### What to produce
Write every entry out again exactly, please, and skip the pictures.

[Figure content listings]
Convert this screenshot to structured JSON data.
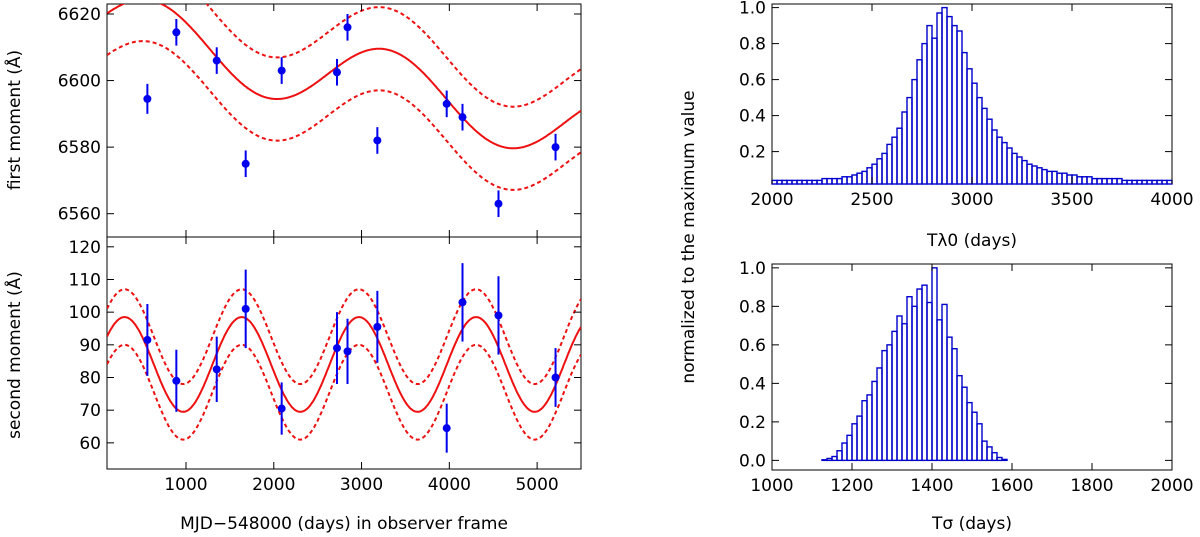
{
  "chart_data": [
    {
      "id": "first_moment",
      "type": "scatter",
      "ylabel": "first moment (Å)",
      "xlim": [
        100,
        5500
      ],
      "ylim": [
        6553,
        6623
      ],
      "xticks": [
        1000,
        2000,
        3000,
        4000,
        5000
      ],
      "yticks": [
        6560,
        6580,
        6600,
        6620
      ],
      "ytick_labels": [
        "6560",
        "6580",
        "6600",
        "6620"
      ],
      "points": [
        {
          "x": 560,
          "y": 6594.5,
          "err": 4.5
        },
        {
          "x": 890,
          "y": 6614.5,
          "err": 4
        },
        {
          "x": 1350,
          "y": 6606,
          "err": 4
        },
        {
          "x": 1680,
          "y": 6575,
          "err": 4
        },
        {
          "x": 2090,
          "y": 6603,
          "err": 4
        },
        {
          "x": 2720,
          "y": 6602.5,
          "err": 4
        },
        {
          "x": 2840,
          "y": 6616,
          "err": 4
        },
        {
          "x": 3180,
          "y": 6582,
          "err": 4
        },
        {
          "x": 3970,
          "y": 6593,
          "err": 4
        },
        {
          "x": 4150,
          "y": 6589,
          "err": 4
        },
        {
          "x": 4560,
          "y": 6563,
          "err": 4
        },
        {
          "x": 5210,
          "y": 6580,
          "err": 4
        }
      ],
      "model": {
        "mean": 6601,
        "amplitude": 11,
        "period": 2690,
        "phase_peak": 600,
        "trend_per_day": -0.0055,
        "band": 12.5
      }
    },
    {
      "id": "second_moment",
      "type": "scatter",
      "ylabel": "second moment (Å)",
      "xlabel": "MJD−548000 (days) in observer frame",
      "xlim": [
        100,
        5500
      ],
      "ylim": [
        52,
        123
      ],
      "xticks": [
        1000,
        2000,
        3000,
        4000,
        5000
      ],
      "xtick_labels": [
        "1000",
        "2000",
        "3000",
        "4000",
        "5000"
      ],
      "yticks": [
        60,
        70,
        80,
        90,
        100,
        110,
        120
      ],
      "ytick_labels": [
        "60",
        "70",
        "80",
        "90",
        "100",
        "110",
        "120"
      ],
      "points": [
        {
          "x": 560,
          "y": 91.5,
          "err": 11
        },
        {
          "x": 890,
          "y": 79,
          "err": 9.5
        },
        {
          "x": 1350,
          "y": 82.5,
          "err": 10
        },
        {
          "x": 1680,
          "y": 101,
          "err": 12
        },
        {
          "x": 2090,
          "y": 70.5,
          "err": 8
        },
        {
          "x": 2720,
          "y": 89,
          "err": 11
        },
        {
          "x": 2840,
          "y": 88,
          "err": 10
        },
        {
          "x": 3180,
          "y": 95.5,
          "err": 11
        },
        {
          "x": 3970,
          "y": 64.5,
          "err": 7.5
        },
        {
          "x": 4150,
          "y": 103,
          "err": 12
        },
        {
          "x": 4560,
          "y": 99,
          "err": 12
        },
        {
          "x": 5210,
          "y": 80,
          "err": 9
        }
      ],
      "model": {
        "mean": 84,
        "amplitude": 14.5,
        "period": 1335,
        "phase_peak": 300,
        "trend_per_day": 0,
        "band": 8.5
      }
    },
    {
      "id": "hist_T_lambda0",
      "type": "bar",
      "xlabel": "Tλ0 (days)",
      "xlim": [
        2000,
        4000
      ],
      "ylim": [
        0.02,
        1.02
      ],
      "xticks": [
        2000,
        2500,
        3000,
        3500,
        4000
      ],
      "xtick_labels": [
        "2000",
        "2500",
        "3000",
        "3500",
        "4000"
      ],
      "yticks": [
        0.2,
        0.4,
        0.6,
        0.8,
        1.0
      ],
      "ytick_labels": [
        "0.2",
        "0.4",
        "0.6",
        "0.8",
        "1.0"
      ],
      "bin_start": 2000,
      "bin_width": 25,
      "values": [
        0.04,
        0.04,
        0.04,
        0.04,
        0.04,
        0.04,
        0.04,
        0.04,
        0.04,
        0.04,
        0.05,
        0.05,
        0.05,
        0.05,
        0.06,
        0.06,
        0.07,
        0.08,
        0.09,
        0.11,
        0.13,
        0.16,
        0.19,
        0.24,
        0.28,
        0.33,
        0.42,
        0.5,
        0.6,
        0.71,
        0.8,
        0.9,
        0.83,
        0.97,
        1.0,
        0.95,
        0.9,
        0.87,
        0.75,
        0.66,
        0.58,
        0.5,
        0.44,
        0.38,
        0.32,
        0.28,
        0.25,
        0.22,
        0.19,
        0.17,
        0.15,
        0.13,
        0.12,
        0.11,
        0.1,
        0.09,
        0.09,
        0.08,
        0.08,
        0.07,
        0.07,
        0.06,
        0.06,
        0.06,
        0.05,
        0.05,
        0.05,
        0.05,
        0.05,
        0.05,
        0.04,
        0.04,
        0.04,
        0.04,
        0.04,
        0.04,
        0.04,
        0.04,
        0.04,
        0.04
      ]
    },
    {
      "id": "hist_T_sigma",
      "type": "bar",
      "xlabel": "Tσ (days)",
      "xlim": [
        1000,
        2000
      ],
      "ylim": [
        -0.05,
        1.02
      ],
      "xticks": [
        1000,
        1200,
        1400,
        1600,
        1800,
        2000
      ],
      "xtick_labels": [
        "1000",
        "1200",
        "1400",
        "1600",
        "1800",
        "2000"
      ],
      "yticks": [
        0,
        0.2,
        0.4,
        0.6,
        0.8,
        1.0
      ],
      "ytick_labels": [
        "0.0",
        "0.2",
        "0.4",
        "0.6",
        "0.8",
        "1.0"
      ],
      "bin_start": 1000,
      "bin_width": 12.5,
      "values": [
        0,
        0,
        0,
        0,
        0,
        0,
        0,
        0,
        0,
        0,
        0.003,
        0.01,
        0.02,
        0.05,
        0.09,
        0.13,
        0.19,
        0.23,
        0.31,
        0.34,
        0.41,
        0.48,
        0.57,
        0.6,
        0.67,
        0.75,
        0.71,
        0.85,
        0.8,
        0.89,
        0.91,
        0.82,
        1.0,
        0.73,
        0.81,
        0.64,
        0.58,
        0.44,
        0.38,
        0.3,
        0.25,
        0.19,
        0.1,
        0.07,
        0.04,
        0.015,
        0.005,
        0,
        0,
        0,
        0,
        0,
        0,
        0,
        0,
        0,
        0,
        0,
        0,
        0,
        0,
        0,
        0,
        0,
        0,
        0,
        0,
        0,
        0,
        0,
        0,
        0,
        0,
        0,
        0,
        0,
        0,
        0,
        0,
        0
      ]
    }
  ],
  "shared_ylabel": "normalized to the maximum value",
  "colors": {
    "points": "#0000ee",
    "model": "#ee1111",
    "hist": "#0000cc",
    "axes": "#000000"
  }
}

### Task response
Convert this screenshot to structured JSON data.
{
  "chart_data": [
    {
      "id": "first_moment",
      "type": "scatter",
      "ylabel": "first moment (Å)",
      "xlim": [
        100,
        5500
      ],
      "ylim": [
        6553,
        6623
      ],
      "xticks": [
        1000,
        2000,
        3000,
        4000,
        5000
      ],
      "yticks": [
        6560,
        6580,
        6600,
        6620
      ],
      "ytick_labels": [
        "6560",
        "6580",
        "6600",
        "6620"
      ],
      "points": [
        {
          "x": 560,
          "y": 6594.5,
          "err": 4.5
        },
        {
          "x": 890,
          "y": 6614.5,
          "err": 4
        },
        {
          "x": 1350,
          "y": 6606,
          "err": 4
        },
        {
          "x": 1680,
          "y": 6575,
          "err": 4
        },
        {
          "x": 2090,
          "y": 6603,
          "err": 4
        },
        {
          "x": 2720,
          "y": 6602.5,
          "err": 4
        },
        {
          "x": 2840,
          "y": 6616,
          "err": 4
        },
        {
          "x": 3180,
          "y": 6582,
          "err": 4
        },
        {
          "x": 3970,
          "y": 6593,
          "err": 4
        },
        {
          "x": 4150,
          "y": 6589,
          "err": 4
        },
        {
          "x": 4560,
          "y": 6563,
          "err": 4
        },
        {
          "x": 5210,
          "y": 6580,
          "err": 4
        }
      ],
      "model": {
        "mean": 6601,
        "amplitude": 11,
        "period": 2690,
        "phase_peak": 600,
        "trend_per_day": -0.0055,
        "band": 12.5
      }
    },
    {
      "id": "second_moment",
      "type": "scatter",
      "ylabel": "second moment (Å)",
      "xlabel": "MJD−548000 (days) in observer frame",
      "xlim": [
        100,
        5500
      ],
      "ylim": [
        52,
        123
      ],
      "xticks": [
        1000,
        2000,
        3000,
        4000,
        5000
      ],
      "xtick_labels": [
        "1000",
        "2000",
        "3000",
        "4000",
        "5000"
      ],
      "yticks": [
        60,
        70,
        80,
        90,
        100,
        110,
        120
      ],
      "ytick_labels": [
        "60",
        "70",
        "80",
        "90",
        "100",
        "110",
        "120"
      ],
      "points": [
        {
          "x": 560,
          "y": 91.5,
          "err": 11
        },
        {
          "x": 890,
          "y": 79,
          "err": 9.5
        },
        {
          "x": 1350,
          "y": 82.5,
          "err": 10
        },
        {
          "x": 1680,
          "y": 101,
          "err": 12
        },
        {
          "x": 2090,
          "y": 70.5,
          "err": 8
        },
        {
          "x": 2720,
          "y": 89,
          "err": 11
        },
        {
          "x": 2840,
          "y": 88,
          "err": 10
        },
        {
          "x": 3180,
          "y": 95.5,
          "err": 11
        },
        {
          "x": 3970,
          "y": 64.5,
          "err": 7.5
        },
        {
          "x": 4150,
          "y": 103,
          "err": 12
        },
        {
          "x": 4560,
          "y": 99,
          "err": 12
        },
        {
          "x": 5210,
          "y": 80,
          "err": 9
        }
      ],
      "model": {
        "mean": 84,
        "amplitude": 14.5,
        "period": 1335,
        "phase_peak": 300,
        "trend_per_day": 0,
        "band": 8.5
      }
    },
    {
      "id": "hist_T_lambda0",
      "type": "bar",
      "xlabel": "Tλ0 (days)",
      "xlim": [
        2000,
        4000
      ],
      "ylim": [
        0.02,
        1.02
      ],
      "xticks": [
        2000,
        2500,
        3000,
        3500,
        4000
      ],
      "xtick_labels": [
        "2000",
        "2500",
        "3000",
        "3500",
        "4000"
      ],
      "yticks": [
        0.2,
        0.4,
        0.6,
        0.8,
        1.0
      ],
      "ytick_labels": [
        "0.2",
        "0.4",
        "0.6",
        "0.8",
        "1.0"
      ],
      "bin_start": 2000,
      "bin_width": 25,
      "values": [
        0.04,
        0.04,
        0.04,
        0.04,
        0.04,
        0.04,
        0.04,
        0.04,
        0.04,
        0.04,
        0.05,
        0.05,
        0.05,
        0.05,
        0.06,
        0.06,
        0.07,
        0.08,
        0.09,
        0.11,
        0.13,
        0.16,
        0.19,
        0.24,
        0.28,
        0.33,
        0.42,
        0.5,
        0.6,
        0.71,
        0.8,
        0.9,
        0.83,
        0.97,
        1.0,
        0.95,
        0.9,
        0.87,
        0.75,
        0.66,
        0.58,
        0.5,
        0.44,
        0.38,
        0.32,
        0.28,
        0.25,
        0.22,
        0.19,
        0.17,
        0.15,
        0.13,
        0.12,
        0.11,
        0.1,
        0.09,
        0.09,
        0.08,
        0.08,
        0.07,
        0.07,
        0.06,
        0.06,
        0.06,
        0.05,
        0.05,
        0.05,
        0.05,
        0.05,
        0.05,
        0.04,
        0.04,
        0.04,
        0.04,
        0.04,
        0.04,
        0.04,
        0.04,
        0.04,
        0.04
      ]
    },
    {
      "id": "hist_T_sigma",
      "type": "bar",
      "xlabel": "Tσ (days)",
      "xlim": [
        1000,
        2000
      ],
      "ylim": [
        -0.05,
        1.02
      ],
      "xticks": [
        1000,
        1200,
        1400,
        1600,
        1800,
        2000
      ],
      "xtick_labels": [
        "1000",
        "1200",
        "1400",
        "1600",
        "1800",
        "2000"
      ],
      "yticks": [
        0,
        0.2,
        0.4,
        0.6,
        0.8,
        1.0
      ],
      "ytick_labels": [
        "0.0",
        "0.2",
        "0.4",
        "0.6",
        "0.8",
        "1.0"
      ],
      "bin_start": 1000,
      "bin_width": 12.5,
      "values": [
        0,
        0,
        0,
        0,
        0,
        0,
        0,
        0,
        0,
        0,
        0.003,
        0.01,
        0.02,
        0.05,
        0.09,
        0.13,
        0.19,
        0.23,
        0.31,
        0.34,
        0.41,
        0.48,
        0.57,
        0.6,
        0.67,
        0.75,
        0.71,
        0.85,
        0.8,
        0.89,
        0.91,
        0.82,
        1.0,
        0.73,
        0.81,
        0.64,
        0.58,
        0.44,
        0.38,
        0.3,
        0.25,
        0.19,
        0.1,
        0.07,
        0.04,
        0.015,
        0.005,
        0,
        0,
        0,
        0,
        0,
        0,
        0,
        0,
        0,
        0,
        0,
        0,
        0,
        0,
        0,
        0,
        0,
        0,
        0,
        0,
        0,
        0,
        0,
        0,
        0,
        0,
        0,
        0,
        0,
        0,
        0,
        0,
        0
      ]
    }
  ],
  "shared_ylabel": "normalized to the maximum value",
  "colors": {
    "points": "#0000ee",
    "model": "#ee1111",
    "hist": "#0000cc",
    "axes": "#000000"
  }
}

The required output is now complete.